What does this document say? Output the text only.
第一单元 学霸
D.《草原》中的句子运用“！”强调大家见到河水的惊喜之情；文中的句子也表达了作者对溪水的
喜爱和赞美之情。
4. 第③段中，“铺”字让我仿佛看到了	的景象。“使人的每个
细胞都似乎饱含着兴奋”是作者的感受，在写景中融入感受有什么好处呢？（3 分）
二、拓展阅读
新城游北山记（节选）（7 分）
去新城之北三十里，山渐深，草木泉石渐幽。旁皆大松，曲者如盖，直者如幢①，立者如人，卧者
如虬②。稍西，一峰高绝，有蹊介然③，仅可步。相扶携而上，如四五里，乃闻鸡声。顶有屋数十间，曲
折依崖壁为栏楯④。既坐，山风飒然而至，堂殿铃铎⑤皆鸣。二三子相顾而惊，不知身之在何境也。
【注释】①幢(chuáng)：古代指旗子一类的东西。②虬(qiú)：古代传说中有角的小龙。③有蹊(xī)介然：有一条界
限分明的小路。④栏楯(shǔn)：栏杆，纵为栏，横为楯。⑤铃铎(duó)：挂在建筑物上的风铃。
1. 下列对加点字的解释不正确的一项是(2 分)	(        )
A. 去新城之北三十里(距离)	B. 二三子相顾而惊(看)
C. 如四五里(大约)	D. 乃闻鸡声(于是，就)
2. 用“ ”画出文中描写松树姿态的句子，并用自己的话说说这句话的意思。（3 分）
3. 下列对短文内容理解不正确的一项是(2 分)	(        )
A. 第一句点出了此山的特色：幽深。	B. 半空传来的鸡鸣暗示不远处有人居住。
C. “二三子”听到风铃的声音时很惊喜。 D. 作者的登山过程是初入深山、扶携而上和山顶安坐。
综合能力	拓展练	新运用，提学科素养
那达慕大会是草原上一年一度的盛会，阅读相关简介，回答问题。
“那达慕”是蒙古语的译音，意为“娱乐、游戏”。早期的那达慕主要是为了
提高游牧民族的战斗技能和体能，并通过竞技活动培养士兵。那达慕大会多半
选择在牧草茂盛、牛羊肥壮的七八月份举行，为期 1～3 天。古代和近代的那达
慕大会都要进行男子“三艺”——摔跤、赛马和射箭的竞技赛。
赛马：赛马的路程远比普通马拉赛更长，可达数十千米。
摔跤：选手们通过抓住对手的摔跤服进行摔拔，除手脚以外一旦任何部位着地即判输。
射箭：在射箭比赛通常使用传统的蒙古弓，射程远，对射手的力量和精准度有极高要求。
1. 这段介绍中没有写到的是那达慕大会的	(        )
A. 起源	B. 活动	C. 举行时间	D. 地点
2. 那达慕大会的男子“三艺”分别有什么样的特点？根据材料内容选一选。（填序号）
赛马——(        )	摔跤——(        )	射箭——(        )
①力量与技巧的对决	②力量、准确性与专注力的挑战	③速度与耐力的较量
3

────────────────

Written exercise: Recopy all the lines exactly as they appear.

Completed exercise:
What does this document say? Output the text only.
第一单元 学霸
D.《草原》中的句子运用“！”强调大家见到河水的惊喜之情；文中的句子也表达了作者对溪水的
喜爱和赞美之情。
4. 第③段中，“铺”字让我仿佛看到了	的景象。“使人的每个
细胞都似乎饱含着兴奋”是作者的感受，在写景中融入感受有什么好处呢？（3 分）
二、拓展阅读
新城游北山记（节选）（7 分）
去新城之北三十里，山渐深，草木泉石渐幽。旁皆大松，曲者如盖，直者如幢①，立者如人，卧者
如虬②。稍西，一峰高绝，有蹊介然③，仅可步。相扶携而上，如四五里，乃闻鸡声。顶有屋数十间，曲
折依崖壁为栏楯④。既坐，山风飒然而至，堂殿铃铎⑤皆鸣。二三子相顾而惊，不知身之在何境也。
【注释】①幢(chuáng)：古代指旗子一类的东西。②虬(qiú)：古代传说中有角的小龙。③有蹊(xī)介然：有一条界
限分明的小路。④栏楯(shǔn)：栏杆，纵为栏，横为楯。⑤铃铎(duó)：挂在建筑物上的风铃。
1. 下列对加点字的解释不正确的一项是(2 分)	(        )
A. 去新城之北三十里(距离)	B. 二三子相顾而惊(看)
C. 如四五里(大约)	D. 乃闻鸡声(于是，就)
2. 用“ ”画出文中描写松树姿态的句子，并用自己的话说说这句话的意思。（3 分）
3. 下列对短文内容理解不正确的一项是(2 分)	(        )
A. 第一句点出了此山的特色：幽深。	B. 半空传来的鸡鸣暗示不远处有人居住。
C. “二三子”听到风铃的声音时很惊喜。 D. 作者的登山过程是初入深山、扶携而上和山顶安坐。
综合能力	拓展练	新运用，提学科素养
那达慕大会是草原上一年一度的盛会，阅读相关简介，回答问题。
“那达慕”是蒙古语的译音，意为“娱乐、游戏”。早期的那达慕主要是为了
提高游牧民族的战斗技能和体能，并通过竞技活动培养士兵。那达慕大会多半
选择在牧草茂盛、牛羊肥壮的七八月份举行，为期 1～3 天。古代和近代的那达
慕大会都要进行男子“三艺”——摔跤、赛马和射箭的竞技赛。
赛马：赛马的路程远比普通马拉赛更长，可达数十千米。
摔跤：选手们通过抓住对手的摔跤服进行摔拔，除手脚以外一旦任何部位着地即判输。
射箭：在射箭比赛通常使用传统的蒙古弓，射程远，对射手的力量和精准度有极高要求。
1. 这段介绍中没有写到的是那达慕大会的	(        )
A. 起源	B. 活动	C. 举行时间	D. 地点
2. 那达慕大会的男子“三艺”分别有什么样的特点？根据材料内容选一选。（填序号）
赛马——(        )	摔跤——(        )	射箭——(        )
①力量与技巧的对决	②力量、准确性与专注力的挑战	③速度与耐力的较量
3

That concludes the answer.